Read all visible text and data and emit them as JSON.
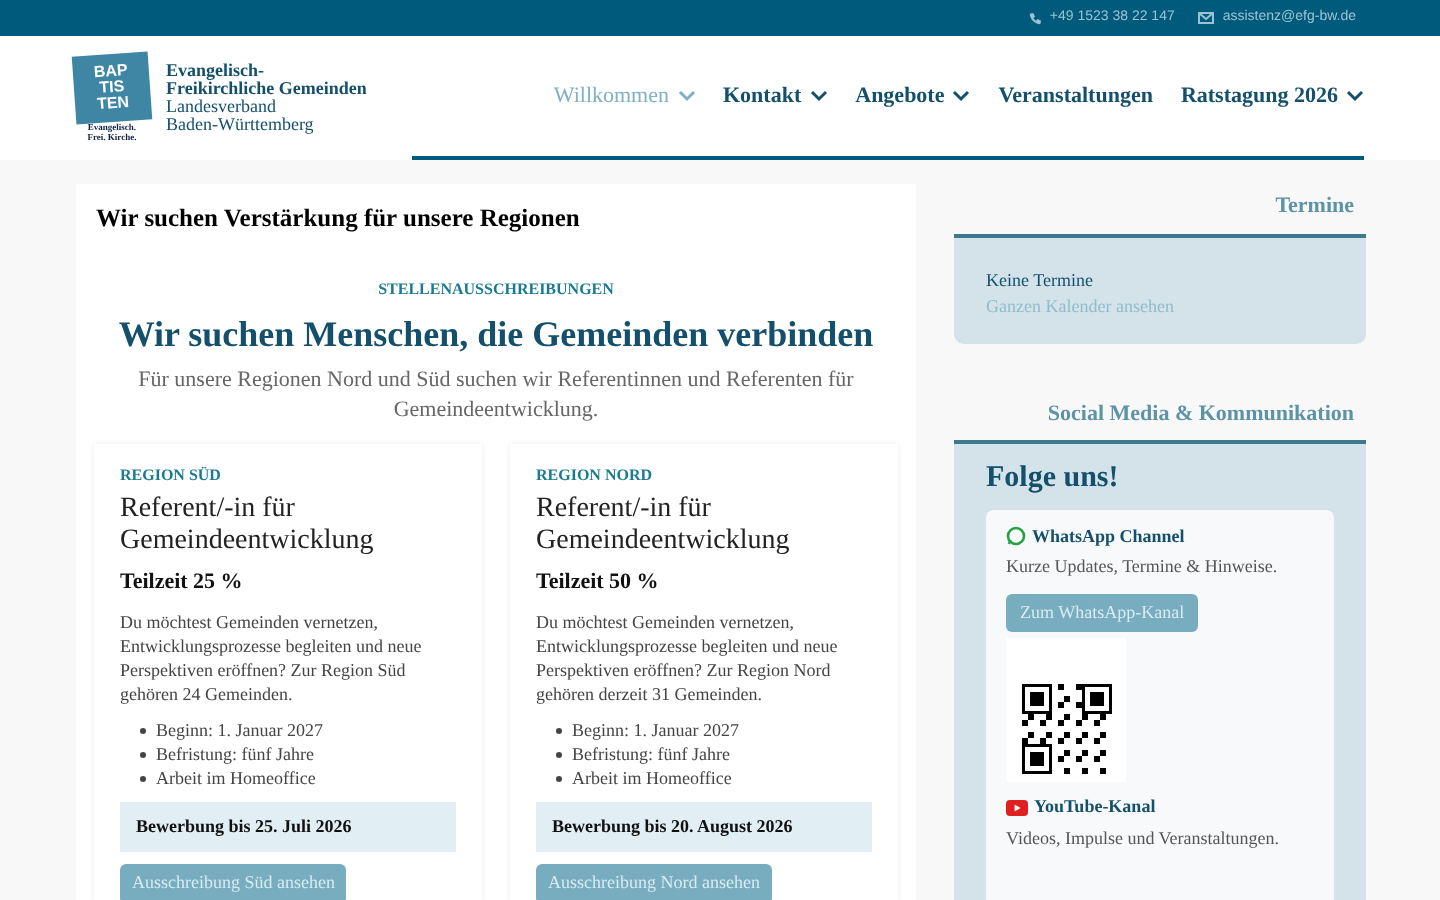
{
  "top_bar": {
    "phone": "+49 1523 38 22 147",
    "email": "assistenz@efg-bw.de"
  },
  "logo": {
    "mark_lines": [
      "BAP",
      "TIS",
      "TEN"
    ],
    "tagline": [
      "Evangelisch.",
      "Frei. Kirche."
    ],
    "name_bold": [
      "Evangelisch-",
      "Freikirchliche Gemeinden"
    ],
    "name": [
      "Landesverband",
      "Baden-Württemberg"
    ]
  },
  "nav": [
    {
      "label": "Willkommen",
      "selected": true,
      "has_menu": true
    },
    {
      "label": "Kontakt",
      "selected": false,
      "has_menu": true
    },
    {
      "label": "Angebote",
      "selected": false,
      "has_menu": true
    },
    {
      "label": "Veranstaltungen",
      "selected": false,
      "has_menu": false
    },
    {
      "label": "Ratstagung 2026",
      "selected": false,
      "has_menu": true
    }
  ],
  "main": {
    "title": "Wir suchen Verstärkung für unsere Regionen",
    "eyebrow": "STELLENAUSSCHREIBUNGEN",
    "heading": "Wir suchen Menschen, die Gemeinden verbinden",
    "intro": "Für unsere Regionen Nord und Süd suchen wir Referentinnen und Referenten für Gemeindeentwicklung.",
    "jobs": [
      {
        "region": "REGION SÜD",
        "title": "Referent/-in für Gemeindeentwicklung",
        "hours": "Teilzeit 25 %",
        "text": "Du möchtest Gemeinden vernetzen, Entwicklungsprozesse begleiten und neue Perspektiven eröffnen? Zur Region Süd gehören 24 Gemeinden.",
        "bullets": [
          "Beginn: 1. Januar 2027",
          "Befristung: fünf Jahre",
          "Arbeit im Homeoffice"
        ],
        "deadline": "Bewerbung bis 25. Juli 2026",
        "button": "Ausschreibung Süd ansehen"
      },
      {
        "region": "REGION NORD",
        "title": "Referent/-in für Gemeindeentwicklung",
        "hours": "Teilzeit 50 %",
        "text": "Du möchtest Gemeinden vernetzen, Entwicklungsprozesse begleiten und neue Perspektiven eröffnen? Zur Region Nord gehören derzeit 31 Gemeinden.",
        "bullets": [
          "Beginn: 1. Januar 2027",
          "Befristung: fünf Jahre",
          "Arbeit im Homeoffice"
        ],
        "deadline": "Bewerbung bis 20. August 2026",
        "button": "Ausschreibung Nord ansehen"
      }
    ]
  },
  "termine": {
    "title": "Termine",
    "empty": "Keine Termine",
    "link": "Ganzen Kalender ansehen"
  },
  "social": {
    "title": "Social Media & Kommunikation",
    "heading": "Folge uns!",
    "channels": [
      {
        "kind": "whatsapp",
        "name": "WhatsApp Channel",
        "text": "Kurze Updates, Termine & Hinweise.",
        "button": "Zum WhatsApp-Kanal",
        "qr": true
      },
      {
        "kind": "youtube",
        "name": "YouTube-Kanal",
        "text": "Videos, Impulse und Veranstaltungen.",
        "qr": false
      }
    ]
  }
}
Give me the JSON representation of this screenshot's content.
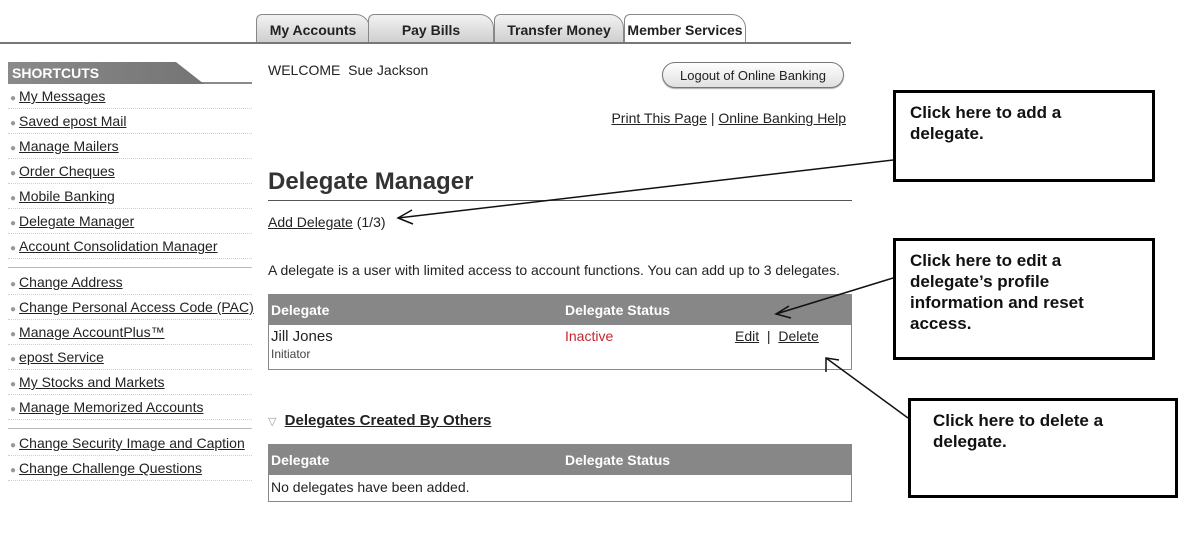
{
  "tabs": [
    {
      "label": "My Accounts",
      "active": false
    },
    {
      "label": "Pay Bills",
      "active": false
    },
    {
      "label": "Transfer Money",
      "active": false
    },
    {
      "label": "Member Services",
      "active": true
    }
  ],
  "sidebar": {
    "header": "SHORTCUTS",
    "groups": [
      [
        "My Messages",
        "Saved epost Mail",
        "Manage Mailers",
        "Order Cheques",
        "Mobile Banking",
        "Delegate Manager",
        "Account Consolidation Manager"
      ],
      [
        "Change Address",
        "Change Personal Access Code (PAC)",
        "Manage AccountPlus™",
        "epost Service",
        "My Stocks and Markets",
        "Manage Memorized Accounts"
      ],
      [
        "Change Security Image and Caption",
        "Change Challenge Questions"
      ]
    ]
  },
  "header": {
    "welcome_label": "WELCOME",
    "user_name": "Sue Jackson",
    "logout_label": "Logout of Online Banking",
    "print_link": "Print This Page",
    "separator": "|",
    "help_link": "Online Banking Help"
  },
  "main": {
    "title": "Delegate Manager",
    "add_delegate_link": "Add Delegate",
    "add_delegate_count": "(1/3)",
    "intro": "A delegate is a user with limited access to account functions. You can add up to 3 delegates.",
    "table": {
      "col_delegate": "Delegate",
      "col_status": "Delegate Status",
      "rows": [
        {
          "name": "Jill Jones",
          "role": "Initiator",
          "status": "Inactive",
          "edit": "Edit",
          "sep": "|",
          "delete": "Delete"
        }
      ]
    },
    "others_section": {
      "title": "Delegates Created By Others",
      "col_delegate": "Delegate",
      "col_status": "Delegate Status",
      "empty_message": "No delegates have been added."
    }
  },
  "callouts": {
    "add": "Click here to add a delegate.",
    "edit": "Click here to edit a delegate’s profile information and reset access.",
    "delete": "Click here to delete a delegate."
  },
  "colors": {
    "status_inactive": "#c0282d",
    "table_header_bg": "#878787"
  }
}
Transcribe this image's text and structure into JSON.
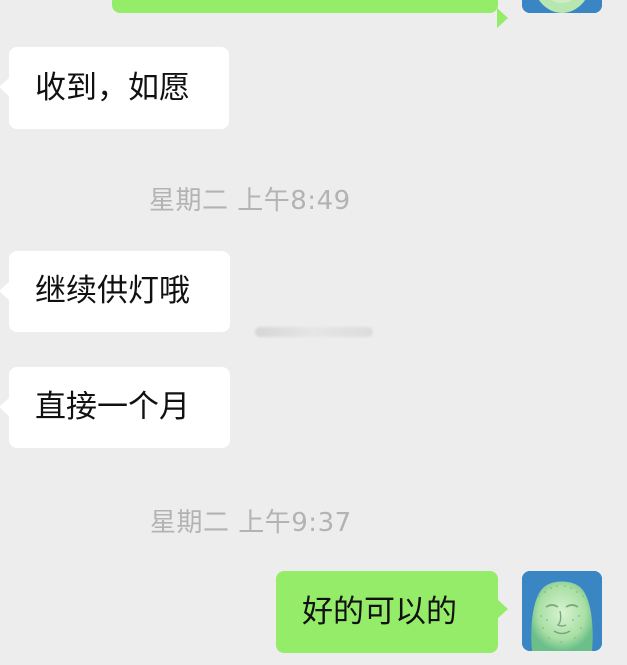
{
  "messages": [
    {
      "id": "m0",
      "direction": "out",
      "text": ""
    },
    {
      "id": "m1",
      "direction": "in",
      "text": "收到，如愿"
    },
    {
      "id": "m2",
      "direction": "in",
      "text": "继续供灯哦"
    },
    {
      "id": "m3",
      "direction": "in",
      "text": "直接一个月"
    },
    {
      "id": "m4",
      "direction": "out",
      "text": "好的可以的"
    }
  ],
  "timestamps": {
    "t1": "星期二 上午8:49",
    "t2": "星期二 上午9:37"
  },
  "colors": {
    "background": "#ededed",
    "incoming_bubble": "#ffffff",
    "outgoing_bubble": "#95ec69",
    "timestamp_text": "#b3b3b3"
  },
  "icons": {
    "avatar": "buddha-face-avatar-icon"
  }
}
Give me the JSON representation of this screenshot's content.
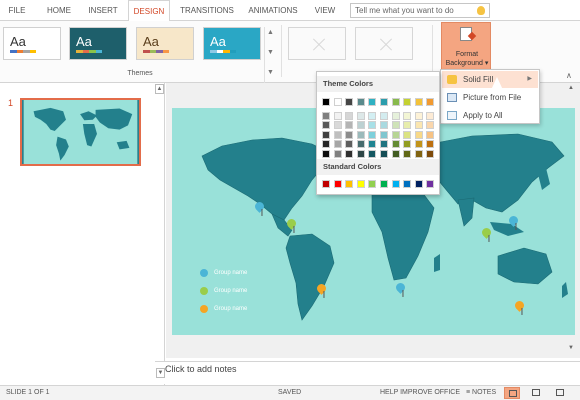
{
  "ribbon_tabs": [
    {
      "label": "FILE",
      "active": false
    },
    {
      "label": "HOME",
      "active": false
    },
    {
      "label": "INSERT",
      "active": false
    },
    {
      "label": "DESIGN",
      "active": true
    },
    {
      "label": "TRANSITIONS",
      "active": false
    },
    {
      "label": "ANIMATIONS",
      "active": false
    },
    {
      "label": "VIEW",
      "active": false
    }
  ],
  "tell_me": {
    "placeholder": "Tell me what you want to do",
    "icon": "lightbulb-icon"
  },
  "themes": {
    "group_label": "Themes",
    "items": [
      {
        "sample": "Aa"
      },
      {
        "sample": "Aa"
      },
      {
        "sample": "Aa"
      },
      {
        "sample": "Aa"
      }
    ]
  },
  "format_background": {
    "label_line1": "Format",
    "label_line2": "Background",
    "icon": "format-background-icon"
  },
  "color_dropdown": {
    "theme_colors_title": "Theme Colors",
    "standard_colors_title": "Standard Colors",
    "theme_columns": [
      [
        "#000000",
        "#7f7f7f",
        "#595959",
        "#404040",
        "#262626",
        "#0d0d0d"
      ],
      [
        "#ffffff",
        "#f2f2f2",
        "#d9d9d9",
        "#bfbfbf",
        "#a6a6a6",
        "#808080"
      ],
      [
        "#454545",
        "#d6d6d6",
        "#b4b4b4",
        "#8c8c8c",
        "#5e5e5e",
        "#2f2f2f"
      ],
      [
        "#5a8a8c",
        "#dde8e8",
        "#bcd1d2",
        "#9bbabb",
        "#476c6e",
        "#2e4647"
      ],
      [
        "#2fb1c2",
        "#d3eff3",
        "#a8e0e7",
        "#7dd0db",
        "#1f8592",
        "#155862"
      ],
      [
        "#2c9dac",
        "#d3ecef",
        "#a9d9df",
        "#7fc6cf",
        "#217581",
        "#164e56"
      ],
      [
        "#88ba4c",
        "#e6f1db",
        "#cfe3b8",
        "#b7d594",
        "#648b34",
        "#435d23"
      ],
      [
        "#c4d132",
        "#f3f6d5",
        "#e7edac",
        "#dbe382",
        "#929d22",
        "#616817"
      ],
      [
        "#f3c23a",
        "#fdf2d7",
        "#fbe6b0",
        "#f8d988",
        "#c2941b",
        "#816312"
      ],
      [
        "#f19a31",
        "#fdebd5",
        "#fad6ac",
        "#f7c283",
        "#bd7010",
        "#7e4b0b"
      ]
    ],
    "standard_colors": [
      "#c00000",
      "#ff0000",
      "#ffc000",
      "#ffff00",
      "#92d050",
      "#00b050",
      "#00b0f0",
      "#0070c0",
      "#002060",
      "#7030a0"
    ]
  },
  "fill_menu": {
    "items": [
      {
        "label": "Solid Fill",
        "icon": "paint-bucket-icon",
        "has_submenu": true,
        "hover": true
      },
      {
        "label": "Picture from File",
        "icon": "picture-icon",
        "has_submenu": false
      },
      {
        "label": "Apply to All",
        "icon": "apply-all-icon",
        "has_submenu": false
      }
    ]
  },
  "thumbnail_pane": {
    "slide_number": "1"
  },
  "slide": {
    "background_color": "#99e1d9",
    "land_color": "#23808c",
    "legend": [
      {
        "label": "Group name",
        "color": "#4bb5d6"
      },
      {
        "label": "Group name",
        "color": "#9acd4a"
      },
      {
        "label": "Group name",
        "color": "#f5a524"
      }
    ]
  },
  "notes": {
    "placeholder": "Click to add notes"
  },
  "status_bar": {
    "slide_info": "SLIDE 1 OF 1",
    "save_state": "SAVED",
    "help": "HELP IMPROVE OFFICE",
    "notes_button": "NOTES"
  },
  "colors": {
    "accent": "#d24726",
    "hover": "#f4a581"
  }
}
++++++++
> Objective:
Check each line above for the string "JSON" and show the ones that have it.

> Correct output:
Read all visible text and data and emit them as JSON.
Give me the JSON representation of this screenshot's content.
Transcribe this image's text and structure into JSON.
Give me the JSON representation of this screenshot's content.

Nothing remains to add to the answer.